- **GOAL**
What lines of the data hold the string "center"? Pull each one out.

───── RECORDED DATA

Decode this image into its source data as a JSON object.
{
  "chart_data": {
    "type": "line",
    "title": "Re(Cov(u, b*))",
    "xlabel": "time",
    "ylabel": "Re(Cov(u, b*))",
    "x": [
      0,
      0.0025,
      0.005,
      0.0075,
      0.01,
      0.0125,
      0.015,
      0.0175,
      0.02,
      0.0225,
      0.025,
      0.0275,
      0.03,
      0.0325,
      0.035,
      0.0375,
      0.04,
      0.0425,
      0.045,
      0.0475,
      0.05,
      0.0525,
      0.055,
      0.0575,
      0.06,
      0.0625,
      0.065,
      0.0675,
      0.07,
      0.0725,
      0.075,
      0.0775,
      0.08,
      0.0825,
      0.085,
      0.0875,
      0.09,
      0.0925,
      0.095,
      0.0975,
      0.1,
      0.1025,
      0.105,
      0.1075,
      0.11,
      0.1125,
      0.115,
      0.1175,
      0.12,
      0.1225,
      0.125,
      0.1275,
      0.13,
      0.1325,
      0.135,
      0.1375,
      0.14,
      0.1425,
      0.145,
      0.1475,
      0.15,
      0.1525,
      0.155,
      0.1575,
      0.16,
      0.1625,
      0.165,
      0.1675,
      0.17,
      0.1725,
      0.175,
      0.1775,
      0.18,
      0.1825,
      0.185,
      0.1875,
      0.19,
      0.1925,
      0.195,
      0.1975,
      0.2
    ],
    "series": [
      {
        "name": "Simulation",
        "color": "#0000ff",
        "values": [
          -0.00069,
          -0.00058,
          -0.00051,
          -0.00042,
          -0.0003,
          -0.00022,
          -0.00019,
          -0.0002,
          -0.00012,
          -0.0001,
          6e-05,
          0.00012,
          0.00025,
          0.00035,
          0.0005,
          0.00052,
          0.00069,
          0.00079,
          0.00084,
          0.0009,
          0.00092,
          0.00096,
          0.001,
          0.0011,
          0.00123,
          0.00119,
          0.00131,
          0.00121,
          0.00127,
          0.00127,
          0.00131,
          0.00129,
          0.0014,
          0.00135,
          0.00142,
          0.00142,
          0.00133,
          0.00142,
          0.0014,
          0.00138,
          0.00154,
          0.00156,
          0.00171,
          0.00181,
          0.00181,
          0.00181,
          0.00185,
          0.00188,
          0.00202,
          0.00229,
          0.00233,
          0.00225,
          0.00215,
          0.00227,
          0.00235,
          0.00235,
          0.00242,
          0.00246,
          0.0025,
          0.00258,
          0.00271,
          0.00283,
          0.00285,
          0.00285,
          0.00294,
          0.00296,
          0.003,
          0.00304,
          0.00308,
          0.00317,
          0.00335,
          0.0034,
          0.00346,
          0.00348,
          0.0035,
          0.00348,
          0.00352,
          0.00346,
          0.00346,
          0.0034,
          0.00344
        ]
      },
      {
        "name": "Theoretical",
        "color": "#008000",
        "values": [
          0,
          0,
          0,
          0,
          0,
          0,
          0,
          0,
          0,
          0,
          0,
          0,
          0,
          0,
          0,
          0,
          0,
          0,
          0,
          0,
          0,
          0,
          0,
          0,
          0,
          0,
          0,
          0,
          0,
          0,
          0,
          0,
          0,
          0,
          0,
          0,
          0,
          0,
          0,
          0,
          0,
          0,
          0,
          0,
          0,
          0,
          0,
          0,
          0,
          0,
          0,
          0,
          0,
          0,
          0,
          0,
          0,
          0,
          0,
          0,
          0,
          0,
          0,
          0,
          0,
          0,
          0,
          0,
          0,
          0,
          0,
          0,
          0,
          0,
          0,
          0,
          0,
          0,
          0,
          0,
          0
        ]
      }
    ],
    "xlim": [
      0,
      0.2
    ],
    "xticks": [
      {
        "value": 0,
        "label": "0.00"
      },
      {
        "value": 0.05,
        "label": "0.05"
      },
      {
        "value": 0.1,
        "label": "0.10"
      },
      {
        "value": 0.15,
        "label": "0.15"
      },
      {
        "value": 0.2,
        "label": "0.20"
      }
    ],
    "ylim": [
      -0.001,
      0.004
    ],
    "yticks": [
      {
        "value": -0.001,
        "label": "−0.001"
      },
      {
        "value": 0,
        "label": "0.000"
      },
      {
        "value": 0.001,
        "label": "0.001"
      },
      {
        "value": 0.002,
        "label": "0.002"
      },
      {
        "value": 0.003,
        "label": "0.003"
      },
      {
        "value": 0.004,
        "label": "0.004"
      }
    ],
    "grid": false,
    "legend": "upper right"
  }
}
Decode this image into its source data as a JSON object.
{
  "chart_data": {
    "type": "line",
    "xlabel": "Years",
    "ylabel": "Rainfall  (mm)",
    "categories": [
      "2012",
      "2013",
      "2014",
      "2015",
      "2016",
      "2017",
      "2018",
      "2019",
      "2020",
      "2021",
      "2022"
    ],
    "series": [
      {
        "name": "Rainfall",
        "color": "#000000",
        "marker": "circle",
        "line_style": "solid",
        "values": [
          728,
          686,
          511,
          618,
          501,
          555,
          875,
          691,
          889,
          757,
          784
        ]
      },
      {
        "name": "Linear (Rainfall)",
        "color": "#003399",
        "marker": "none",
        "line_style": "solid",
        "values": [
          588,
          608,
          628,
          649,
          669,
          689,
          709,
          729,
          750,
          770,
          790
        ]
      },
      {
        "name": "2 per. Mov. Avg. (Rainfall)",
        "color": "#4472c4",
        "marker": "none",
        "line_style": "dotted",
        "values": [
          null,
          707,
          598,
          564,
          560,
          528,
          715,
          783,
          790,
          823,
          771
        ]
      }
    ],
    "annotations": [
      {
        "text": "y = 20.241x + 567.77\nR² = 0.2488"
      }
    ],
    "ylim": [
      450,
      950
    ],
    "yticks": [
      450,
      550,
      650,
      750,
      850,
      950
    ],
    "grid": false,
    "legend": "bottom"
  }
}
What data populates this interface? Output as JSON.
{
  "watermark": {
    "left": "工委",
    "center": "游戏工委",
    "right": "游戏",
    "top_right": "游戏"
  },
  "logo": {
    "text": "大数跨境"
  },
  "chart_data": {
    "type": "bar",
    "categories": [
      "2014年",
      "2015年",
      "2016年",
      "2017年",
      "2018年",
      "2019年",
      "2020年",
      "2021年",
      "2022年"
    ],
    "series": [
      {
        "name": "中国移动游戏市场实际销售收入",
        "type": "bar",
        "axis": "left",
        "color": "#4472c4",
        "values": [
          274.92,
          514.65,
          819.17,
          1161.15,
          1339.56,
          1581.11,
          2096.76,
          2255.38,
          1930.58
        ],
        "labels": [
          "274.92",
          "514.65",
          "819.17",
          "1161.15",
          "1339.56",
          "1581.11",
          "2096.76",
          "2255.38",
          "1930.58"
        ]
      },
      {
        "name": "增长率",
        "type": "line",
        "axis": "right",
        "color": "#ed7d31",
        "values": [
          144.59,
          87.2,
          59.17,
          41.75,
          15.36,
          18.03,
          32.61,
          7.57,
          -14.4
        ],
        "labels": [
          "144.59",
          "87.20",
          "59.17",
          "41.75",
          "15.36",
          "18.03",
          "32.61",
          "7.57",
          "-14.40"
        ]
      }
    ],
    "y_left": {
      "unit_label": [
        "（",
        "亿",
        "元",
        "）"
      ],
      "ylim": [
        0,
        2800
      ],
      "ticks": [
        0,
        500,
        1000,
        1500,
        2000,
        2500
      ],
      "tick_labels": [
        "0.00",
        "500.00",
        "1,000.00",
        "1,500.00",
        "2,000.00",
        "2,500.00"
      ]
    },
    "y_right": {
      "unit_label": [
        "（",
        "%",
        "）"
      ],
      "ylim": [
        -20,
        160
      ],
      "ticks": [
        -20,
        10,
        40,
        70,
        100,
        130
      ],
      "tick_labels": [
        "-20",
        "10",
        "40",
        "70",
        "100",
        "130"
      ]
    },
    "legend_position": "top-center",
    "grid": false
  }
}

──────────

- **THE RESULT**
    "center": "游戏工委",
    "legend_position": "top-center",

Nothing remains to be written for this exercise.